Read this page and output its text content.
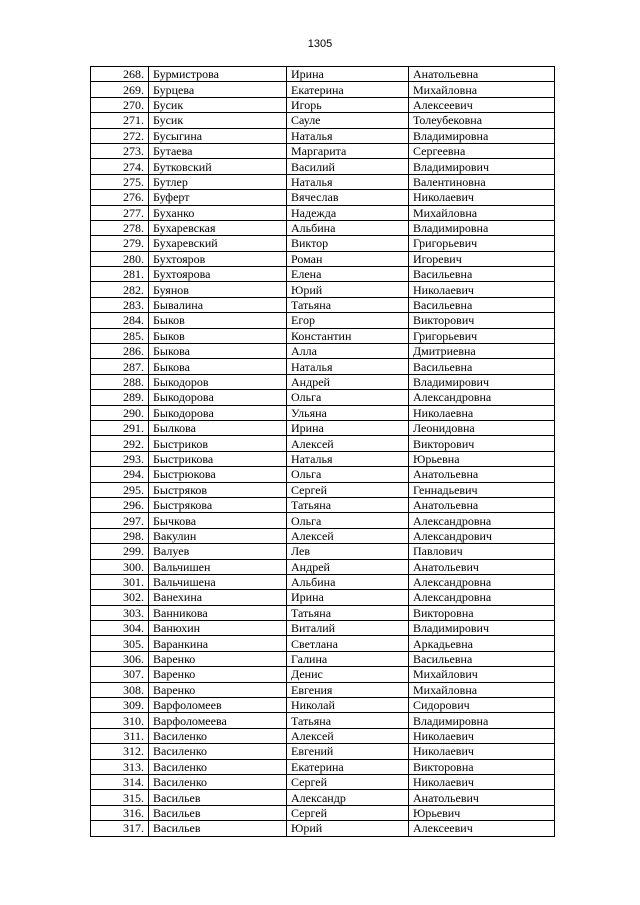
1305
268.	Бурмистрова	Ирина	Анатольевна
269.	Бурцева	Екатерина	Михайловна
270.	Бусик	Игорь	Алексеевич
271.	Бусик	Сауле	Толеубековна
272.	Бусыгина	Наталья	Владимировна
273.	Бутаева	Маргарита	Сергеевна
274.	Бутковский	Василий	Владимирович
275.	Бутлер	Наталья	Валентиновна
276.	Буферт	Вячеслав	Николаевич
277.	Буханко	Надежда	Михайловна
278.	Бухаревская	Альбина	Владимировна
279.	Бухаревский	Виктор	Григорьевич
280.	Бухтояров	Роман	Игоревич
281.	Бухтоярова	Елена	Васильевна
282.	Буянов	Юрий	Николаевич
283.	Бывалина	Татьяна	Васильевна
284.	Быков	Егор	Викторович
285.	Быков	Константин	Григорьевич
286.	Быкова	Алла	Дмитриевна
287.	Быкова	Наталья	Васильевна
288.	Быкодоров	Андрей	Владимирович
289.	Быкодорова	Ольга	Александровна
290.	Быкодорова	Ульяна	Николаевна
291.	Былкова	Ирина	Леонидовна
292.	Быстриков	Алексей	Викторович
293.	Быстрикова	Наталья	Юрьевна
294.	Быстрюкова	Ольга	Анатольевна
295.	Быстряков	Сергей	Геннадьевич
296.	Быстрякова	Татьяна	Анатольевна
297.	Бычкова	Ольга	Александровна
298.	Вакулин	Алексей	Александрович
299.	Валуев	Лев	Павлович
300.	Вальчишен	Андрей	Анатольевич
301.	Вальчишена	Альбина	Александровна
302.	Ванехина	Ирина	Александровна
303.	Ванникова	Татьяна	Викторовна
304.	Ванюхин	Виталий	Владимирович
305.	Варанкина	Светлана	Аркадьевна
306.	Варенко	Галина	Васильевна
307.	Варенко	Денис	Михайлович
308.	Варенко	Евгения	Михайловна
309.	Варфоломеев	Николай	Сидорович
310.	Варфоломеева	Татьяна	Владимировна
311.	Василенко	Алексей	Николаевич
312.	Василенко	Евгений	Николаевич
313.	Василенко	Екатерина	Викторовна
314.	Василенко	Сергей	Николаевич
315.	Васильев	Александр	Анатольевич
316.	Васильев	Сергей	Юрьевич
317.	Васильев	Юрий	Алексеевич
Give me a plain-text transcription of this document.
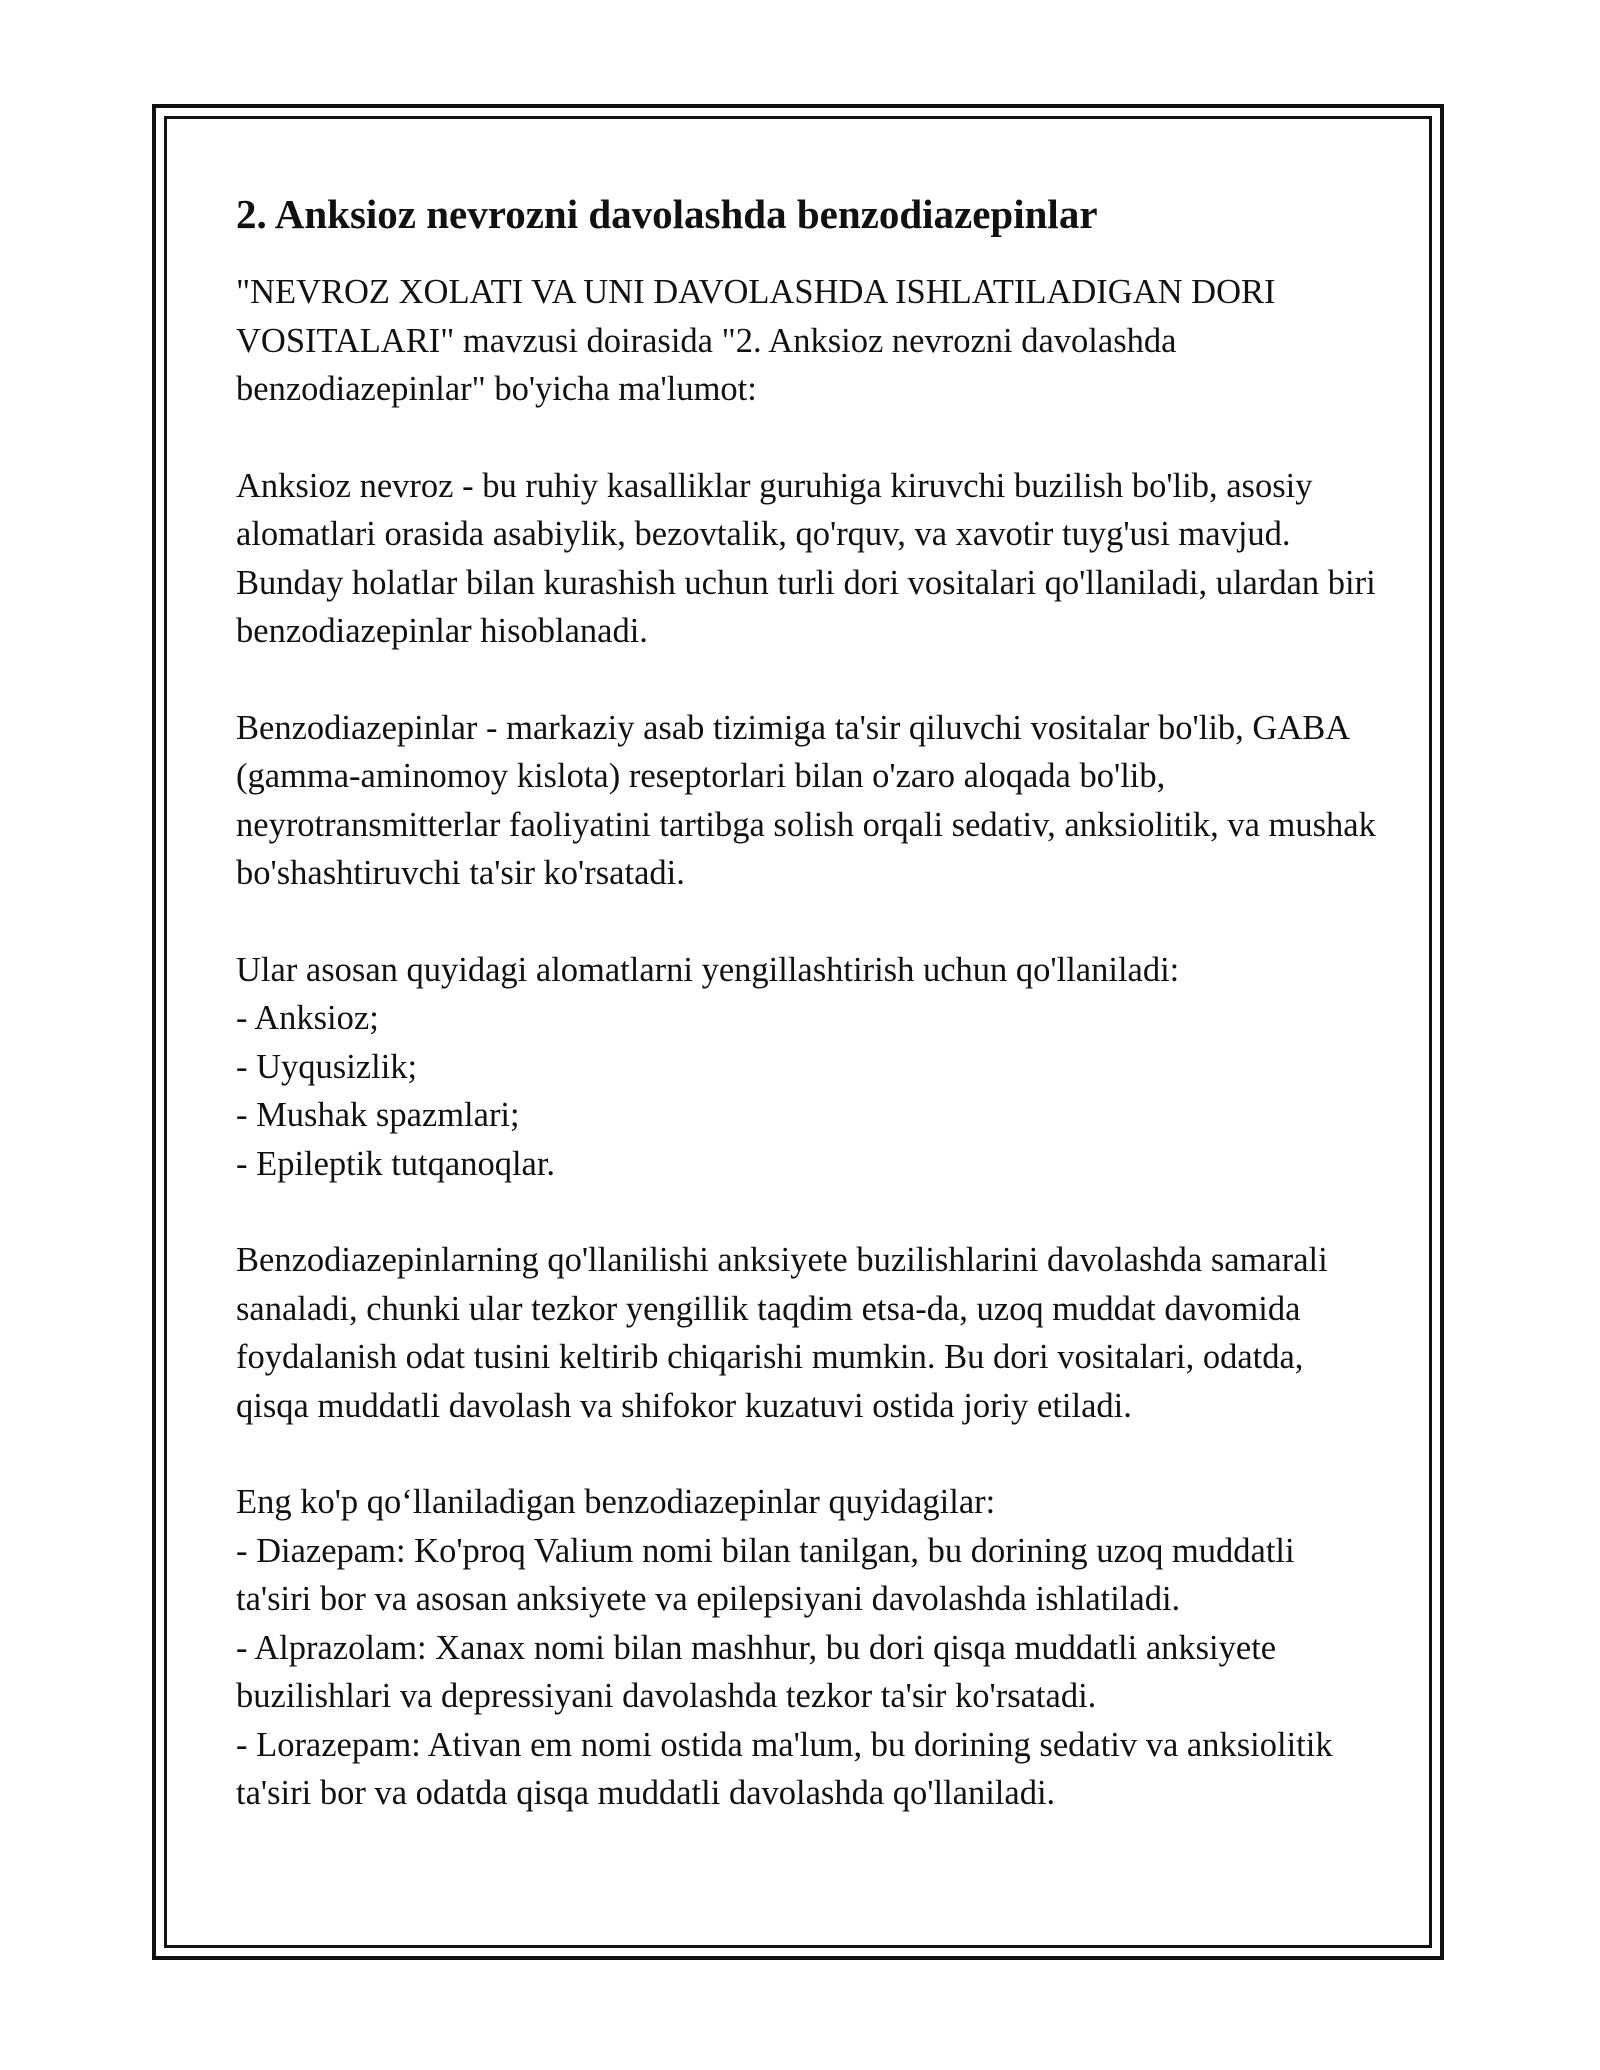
2. Anksioz nevrozni davolashda benzodiazepinlar

"NEVROZ XOLATI VA UNI DAVOLASHDA ISHLATILADIGAN DORI VOSITALARI" mavzusi doirasida "2. Anksioz nevrozni davolashda benzodiazepinlar" bo'yicha ma'lumot:

Anksioz nevroz - bu ruhiy kasalliklar guruhiga kiruvchi buzilish bo'lib, asosiy alomatlari orasida asabiylik, bezovtalik, qo'rquv, va xavotir tuyg'usi mavjud. Bunday holatlar bilan kurashish uchun turli dori vositalari qo'llaniladi, ulardan biri benzodiazepinlar hisoblanadi.

Benzodiazepinlar - markaziy asab tizimiga ta'sir qiluvchi vositalar bo'lib, GABA (gamma-aminomoy kislota) reseptorlari bilan o'zaro aloqada bo'lib, neyrotransmitterlar faoliyatini tartibga solish orqali sedativ, anksiolitik, va mushak bo'shashtiruvchi ta'sir ko'rsatadi.

Ular asosan quyidagi alomatlarni yengillashtirish uchun qo'llaniladi:
- Anksioz;
- Uyqusizlik;
- Mushak spazmlari;
- Epileptik tutqanoqlar.

Benzodiazepinlarning qo'llanilishi anksiyete buzilishlarini davolashda samarali sanaladi, chunki ular tezkor yengillik taqdim etsa-da, uzoq muddat davomida foydalanish odat tusini keltirib chiqarishi mumkin. Bu dori vositalari, odatda, qisqa muddatli davolash va shifokor kuzatuvi ostida joriy etiladi.

Eng ko'p qo‘llaniladigan benzodiazepinlar quyidagilar:
- Diazepam: Ko'proq Valium nomi bilan tanilgan, bu dorining uzoq muddatli ta'siri bor va asosan anksiyete va epilepsiyani davolashda ishlatiladi.
- Alprazolam: Xanax nomi bilan mashhur, bu dori qisqa muddatli anksiyete buzilishlari va depressiyani davolashda tezkor ta'sir ko'rsatadi.
- Lorazepam: Ativan em nomi ostida ma'lum, bu dorining sedativ va anksiolitik ta'siri bor va odatda qisqa muddatli davolashda qo'llaniladi.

+++++

• [Set task]: Give every line above again exactly, with no pictures.

• [Solution]:
Read this page and output its text content.
1305
268.	Бурмистрова	Ирина	Анатольевна
269.	Бурцева	Екатерина	Михайловна
270.	Бусик	Игорь	Алексеевич
271.	Бусик	Сауле	Толеубековна
272.	Бусыгина	Наталья	Владимировна
273.	Бутаева	Маргарита	Сергеевна
274.	Бутковский	Василий	Владимирович
275.	Бутлер	Наталья	Валентиновна
276.	Буферт	Вячеслав	Николаевич
277.	Буханко	Надежда	Михайловна
278.	Бухаревская	Альбина	Владимировна
279.	Бухаревский	Виктор	Григорьевич
280.	Бухтояров	Роман	Игоревич
281.	Бухтоярова	Елена	Васильевна
282.	Буянов	Юрий	Николаевич
283.	Бывалина	Татьяна	Васильевна
284.	Быков	Егор	Викторович
285.	Быков	Константин	Григорьевич
286.	Быкова	Алла	Дмитриевна
287.	Быкова	Наталья	Васильевна
288.	Быкодоров	Андрей	Владимирович
289.	Быкодорова	Ольга	Александровна
290.	Быкодорова	Ульяна	Николаевна
291.	Былкова	Ирина	Леонидовна
292.	Быстриков	Алексей	Викторович
293.	Быстрикова	Наталья	Юрьевна
294.	Быстрюкова	Ольга	Анатольевна
295.	Быстряков	Сергей	Геннадьевич
296.	Быстрякова	Татьяна	Анатольевна
297.	Бычкова	Ольга	Александровна
298.	Вакулин	Алексей	Александрович
299.	Валуев	Лев	Павлович
300.	Вальчишен	Андрей	Анатольевич
301.	Вальчишена	Альбина	Александровна
302.	Ванехина	Ирина	Александровна
303.	Ванникова	Татьяна	Викторовна
304.	Ванюхин	Виталий	Владимирович
305.	Варанкина	Светлана	Аркадьевна
306.	Варенко	Галина	Васильевна
307.	Варенко	Денис	Михайлович
308.	Варенко	Евгения	Михайловна
309.	Варфоломеев	Николай	Сидорович
310.	Варфоломеева	Татьяна	Владимировна
311.	Василенко	Алексей	Николаевич
312.	Василенко	Евгений	Николаевич
313.	Василенко	Екатерина	Викторовна
314.	Василенко	Сергей	Николаевич
315.	Васильев	Александр	Анатольевич
316.	Васильев	Сергей	Юрьевич
317.	Васильев	Юрий	Алексеевич
Give me a plain-text transcription of this document.
2. Anksioz nevrozni davolashda benzodiazepinlar

"NEVROZ XOLATI VA UNI DAVOLASHDA ISHLATILADIGAN DORI VOSITALARI" mavzusi doirasida "2. Anksioz nevrozni davolashda benzodiazepinlar" bo'yicha ma'lumot:

Anksioz nevroz - bu ruhiy kasalliklar guruhiga kiruvchi buzilish bo'lib, asosiy alomatlari orasida asabiylik, bezovtalik, qo'rquv, va xavotir tuyg'usi mavjud. Bunday holatlar bilan kurashish uchun turli dori vositalari qo'llaniladi, ulardan biri benzodiazepinlar hisoblanadi.

Benzodiazepinlar - markaziy asab tizimiga ta'sir qiluvchi vositalar bo'lib, GABA (gamma-aminomoy kislota) reseptorlari bilan o'zaro aloqada bo'lib, neyrotransmitterlar faoliyatini tartibga solish orqali sedativ, anksiolitik, va mushak bo'shashtiruvchi ta'sir ko'rsatadi.

Ular asosan quyidagi alomatlarni yengillashtirish uchun qo'llaniladi:
- Anksioz;
- Uyqusizlik;
- Mushak spazmlari;
- Epileptik tutqanoqlar.

Benzodiazepinlarning qo'llanilishi anksiyete buzilishlarini davolashda samarali sanaladi, chunki ular tezkor yengillik taqdim etsa-da, uzoq muddat davomida foydalanish odat tusini keltirib chiqarishi mumkin. Bu dori vositalari, odatda, qisqa muddatli davolash va shifokor kuzatuvi ostida joriy etiladi.

Eng ko'p qo‘llaniladigan benzodiazepinlar quyidagilar:
- Diazepam: Ko'proq Valium nomi bilan tanilgan, bu dorining uzoq muddatli ta'siri bor va asosan anksiyete va epilepsiyani davolashda ishlatiladi.
- Alprazolam: Xanax nomi bilan mashhur, bu dori qisqa muddatli anksiyete buzilishlari va depressiyani davolashda tezkor ta'sir ko'rsatadi.
- Lorazepam: Ativan em nomi ostida ma'lum, bu dorining sedativ va anksiolitik ta'siri bor va odatda qisqa muddatli davolashda qo'llaniladi.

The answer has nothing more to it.